◆ **DIRECTIVE**
Copy the data below exactly.

◆ **RECORD LIST**
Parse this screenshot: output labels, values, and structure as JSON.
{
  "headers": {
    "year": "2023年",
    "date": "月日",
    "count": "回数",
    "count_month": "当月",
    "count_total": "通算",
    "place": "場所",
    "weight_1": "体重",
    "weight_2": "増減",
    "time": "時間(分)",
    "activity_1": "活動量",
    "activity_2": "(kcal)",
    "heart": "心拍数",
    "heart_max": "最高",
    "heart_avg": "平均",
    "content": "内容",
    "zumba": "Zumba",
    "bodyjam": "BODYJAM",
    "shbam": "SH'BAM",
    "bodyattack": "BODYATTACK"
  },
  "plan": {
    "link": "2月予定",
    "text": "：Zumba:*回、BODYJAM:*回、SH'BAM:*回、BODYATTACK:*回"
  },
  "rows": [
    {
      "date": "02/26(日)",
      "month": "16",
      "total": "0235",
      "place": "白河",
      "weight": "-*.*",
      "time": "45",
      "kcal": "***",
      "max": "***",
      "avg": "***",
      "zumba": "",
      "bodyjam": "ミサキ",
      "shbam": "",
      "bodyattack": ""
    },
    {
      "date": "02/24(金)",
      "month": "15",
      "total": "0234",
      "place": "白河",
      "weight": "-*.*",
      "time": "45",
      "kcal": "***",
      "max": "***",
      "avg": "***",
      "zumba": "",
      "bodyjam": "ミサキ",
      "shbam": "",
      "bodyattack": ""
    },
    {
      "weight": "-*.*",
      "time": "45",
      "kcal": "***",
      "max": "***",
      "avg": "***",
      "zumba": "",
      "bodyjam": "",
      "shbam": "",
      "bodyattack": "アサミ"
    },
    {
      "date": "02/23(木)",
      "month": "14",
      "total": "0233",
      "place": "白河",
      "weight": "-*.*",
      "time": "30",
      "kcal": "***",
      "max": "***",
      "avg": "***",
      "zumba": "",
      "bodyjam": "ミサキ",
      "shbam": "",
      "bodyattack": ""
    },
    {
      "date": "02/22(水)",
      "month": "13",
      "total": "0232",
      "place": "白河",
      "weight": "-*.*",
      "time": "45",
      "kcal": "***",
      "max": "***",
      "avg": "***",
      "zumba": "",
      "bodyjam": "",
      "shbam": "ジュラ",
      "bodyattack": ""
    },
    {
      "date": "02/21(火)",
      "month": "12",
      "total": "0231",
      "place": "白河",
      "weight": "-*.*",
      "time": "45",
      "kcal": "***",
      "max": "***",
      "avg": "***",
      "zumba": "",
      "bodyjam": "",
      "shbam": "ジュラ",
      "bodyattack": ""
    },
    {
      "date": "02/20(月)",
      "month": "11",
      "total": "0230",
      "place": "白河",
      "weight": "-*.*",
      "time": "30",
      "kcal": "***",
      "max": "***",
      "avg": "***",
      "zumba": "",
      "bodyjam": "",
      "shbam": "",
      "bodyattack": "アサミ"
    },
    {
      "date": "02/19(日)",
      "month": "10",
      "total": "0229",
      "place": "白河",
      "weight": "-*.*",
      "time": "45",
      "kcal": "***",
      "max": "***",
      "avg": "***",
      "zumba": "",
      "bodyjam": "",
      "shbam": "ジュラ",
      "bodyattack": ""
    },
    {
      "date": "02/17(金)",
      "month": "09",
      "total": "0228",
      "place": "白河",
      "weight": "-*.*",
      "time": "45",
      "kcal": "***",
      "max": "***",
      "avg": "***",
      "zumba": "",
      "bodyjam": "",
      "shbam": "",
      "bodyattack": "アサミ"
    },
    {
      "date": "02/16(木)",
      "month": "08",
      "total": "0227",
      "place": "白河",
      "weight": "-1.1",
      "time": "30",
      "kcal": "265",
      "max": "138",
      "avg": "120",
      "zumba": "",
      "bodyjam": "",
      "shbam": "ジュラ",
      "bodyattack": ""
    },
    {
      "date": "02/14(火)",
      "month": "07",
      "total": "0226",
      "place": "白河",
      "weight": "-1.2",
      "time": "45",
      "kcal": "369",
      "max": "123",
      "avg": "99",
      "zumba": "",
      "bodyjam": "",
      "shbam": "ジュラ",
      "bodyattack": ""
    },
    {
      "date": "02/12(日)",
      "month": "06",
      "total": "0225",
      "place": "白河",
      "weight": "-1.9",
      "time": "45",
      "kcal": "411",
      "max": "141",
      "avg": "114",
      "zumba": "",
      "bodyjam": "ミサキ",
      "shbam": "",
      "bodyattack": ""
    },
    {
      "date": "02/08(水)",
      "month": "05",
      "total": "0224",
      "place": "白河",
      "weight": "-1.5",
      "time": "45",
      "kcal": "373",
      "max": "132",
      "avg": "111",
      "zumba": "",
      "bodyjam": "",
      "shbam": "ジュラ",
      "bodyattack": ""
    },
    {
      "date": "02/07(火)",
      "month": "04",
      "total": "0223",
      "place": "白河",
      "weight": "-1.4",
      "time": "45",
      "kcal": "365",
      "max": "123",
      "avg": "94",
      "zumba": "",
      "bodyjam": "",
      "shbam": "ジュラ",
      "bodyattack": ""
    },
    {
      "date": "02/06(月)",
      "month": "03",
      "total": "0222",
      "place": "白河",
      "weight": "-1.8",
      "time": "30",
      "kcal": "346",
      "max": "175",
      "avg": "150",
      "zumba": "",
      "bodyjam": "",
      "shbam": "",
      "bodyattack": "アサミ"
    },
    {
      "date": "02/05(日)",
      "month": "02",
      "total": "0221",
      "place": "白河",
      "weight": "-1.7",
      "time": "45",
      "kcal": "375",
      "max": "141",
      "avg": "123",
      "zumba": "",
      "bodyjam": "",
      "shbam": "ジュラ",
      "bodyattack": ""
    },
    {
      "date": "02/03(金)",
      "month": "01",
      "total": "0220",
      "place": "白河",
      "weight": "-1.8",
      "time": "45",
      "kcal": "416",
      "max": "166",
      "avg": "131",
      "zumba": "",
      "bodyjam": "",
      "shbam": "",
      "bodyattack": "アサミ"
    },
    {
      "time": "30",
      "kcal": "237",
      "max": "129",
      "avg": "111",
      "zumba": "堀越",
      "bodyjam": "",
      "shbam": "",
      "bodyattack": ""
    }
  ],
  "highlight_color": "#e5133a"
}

◆ **RESPONSE**
Parse this screenshot: output labels, values, and structure as JSON.
{
  "headers": {
    "year": "2023年",
    "date": "月日",
    "count": "回数",
    "count_month": "当月",
    "count_total": "通算",
    "place": "場所",
    "weight_1": "体重",
    "weight_2": "増減",
    "time": "時間(分)",
    "activity_1": "活動量",
    "activity_2": "(kcal)",
    "heart": "心拍数",
    "heart_max": "最高",
    "heart_avg": "平均",
    "content": "内容",
    "zumba": "Zumba",
    "bodyjam": "BODYJAM",
    "shbam": "SH'BAM",
    "bodyattack": "BODYATTACK"
  },
  "plan": {
    "link": "2月予定",
    "text": "：Zumba:*回、BODYJAM:*回、SH'BAM:*回、BODYATTACK:*回"
  },
  "rows": [
    {
      "date": "02/26(日)",
      "month": "16",
      "total": "0235",
      "place": "白河",
      "weight": "-*.*",
      "time": "45",
      "kcal": "***",
      "max": "***",
      "avg": "***",
      "zumba": "",
      "bodyjam": "ミサキ",
      "shbam": "",
      "bodyattack": ""
    },
    {
      "date": "02/24(金)",
      "month": "15",
      "total": "0234",
      "place": "白河",
      "weight": "-*.*",
      "time": "45",
      "kcal": "***",
      "max": "***",
      "avg": "***",
      "zumba": "",
      "bodyjam": "ミサキ",
      "shbam": "",
      "bodyattack": ""
    },
    {
      "weight": "-*.*",
      "time": "45",
      "kcal": "***",
      "max": "***",
      "avg": "***",
      "zumba": "",
      "bodyjam": "",
      "shbam": "",
      "bodyattack": "アサミ"
    },
    {
      "date": "02/23(木)",
      "month": "14",
      "total": "0233",
      "place": "白河",
      "weight": "-*.*",
      "time": "30",
      "kcal": "***",
      "max": "***",
      "avg": "***",
      "zumba": "",
      "bodyjam": "ミサキ",
      "shbam": "",
      "bodyattack": ""
    },
    {
      "date": "02/22(水)",
      "month": "13",
      "total": "0232",
      "place": "白河",
      "weight": "-*.*",
      "time": "45",
      "kcal": "***",
      "max": "***",
      "avg": "***",
      "zumba": "",
      "bodyjam": "",
      "shbam": "ジュラ",
      "bodyattack": ""
    },
    {
      "date": "02/21(火)",
      "month": "12",
      "total": "0231",
      "place": "白河",
      "weight": "-*.*",
      "time": "45",
      "kcal": "***",
      "max": "***",
      "avg": "***",
      "zumba": "",
      "bodyjam": "",
      "shbam": "ジュラ",
      "bodyattack": ""
    },
    {
      "date": "02/20(月)",
      "month": "11",
      "total": "0230",
      "place": "白河",
      "weight": "-*.*",
      "time": "30",
      "kcal": "***",
      "max": "***",
      "avg": "***",
      "zumba": "",
      "bodyjam": "",
      "shbam": "",
      "bodyattack": "アサミ"
    },
    {
      "date": "02/19(日)",
      "month": "10",
      "total": "0229",
      "place": "白河",
      "weight": "-*.*",
      "time": "45",
      "kcal": "***",
      "max": "***",
      "avg": "***",
      "zumba": "",
      "bodyjam": "",
      "shbam": "ジュラ",
      "bodyattack": ""
    },
    {
      "date": "02/17(金)",
      "month": "09",
      "total": "0228",
      "place": "白河",
      "weight": "-*.*",
      "time": "45",
      "kcal": "***",
      "max": "***",
      "avg": "***",
      "zumba": "",
      "bodyjam": "",
      "shbam": "",
      "bodyattack": "アサミ"
    },
    {
      "date": "02/16(木)",
      "month": "08",
      "total": "0227",
      "place": "白河",
      "weight": "-1.1",
      "time": "30",
      "kcal": "265",
      "max": "138",
      "avg": "120",
      "zumba": "",
      "bodyjam": "",
      "shbam": "ジュラ",
      "bodyattack": ""
    },
    {
      "date": "02/14(火)",
      "month": "07",
      "total": "0226",
      "place": "白河",
      "weight": "-1.2",
      "time": "45",
      "kcal": "369",
      "max": "123",
      "avg": "99",
      "zumba": "",
      "bodyjam": "",
      "shbam": "ジュラ",
      "bodyattack": ""
    },
    {
      "date": "02/12(日)",
      "month": "06",
      "total": "0225",
      "place": "白河",
      "weight": "-1.9",
      "time": "45",
      "kcal": "411",
      "max": "141",
      "avg": "114",
      "zumba": "",
      "bodyjam": "ミサキ",
      "shbam": "",
      "bodyattack": ""
    },
    {
      "date": "02/08(水)",
      "month": "05",
      "total": "0224",
      "place": "白河",
      "weight": "-1.5",
      "time": "45",
      "kcal": "373",
      "max": "132",
      "avg": "111",
      "zumba": "",
      "bodyjam": "",
      "shbam": "ジュラ",
      "bodyattack": ""
    },
    {
      "date": "02/07(火)",
      "month": "04",
      "total": "0223",
      "place": "白河",
      "weight": "-1.4",
      "time": "45",
      "kcal": "365",
      "max": "123",
      "avg": "94",
      "zumba": "",
      "bodyjam": "",
      "shbam": "ジュラ",
      "bodyattack": ""
    },
    {
      "date": "02/06(月)",
      "month": "03",
      "total": "0222",
      "place": "白河",
      "weight": "-1.8",
      "time": "30",
      "kcal": "346",
      "max": "175",
      "avg": "150",
      "zumba": "",
      "bodyjam": "",
      "shbam": "",
      "bodyattack": "アサミ"
    },
    {
      "date": "02/05(日)",
      "month": "02",
      "total": "0221",
      "place": "白河",
      "weight": "-1.7",
      "time": "45",
      "kcal": "375",
      "max": "141",
      "avg": "123",
      "zumba": "",
      "bodyjam": "",
      "shbam": "ジュラ",
      "bodyattack": ""
    },
    {
      "date": "02/03(金)",
      "month": "01",
      "total": "0220",
      "place": "白河",
      "weight": "-1.8",
      "time": "45",
      "kcal": "416",
      "max": "166",
      "avg": "131",
      "zumba": "",
      "bodyjam": "",
      "shbam": "",
      "bodyattack": "アサミ"
    },
    {
      "time": "30",
      "kcal": "237",
      "max": "129",
      "avg": "111",
      "zumba": "堀越",
      "bodyjam": "",
      "shbam": "",
      "bodyattack": ""
    }
  ],
  "highlight_color": "#e5133a"
}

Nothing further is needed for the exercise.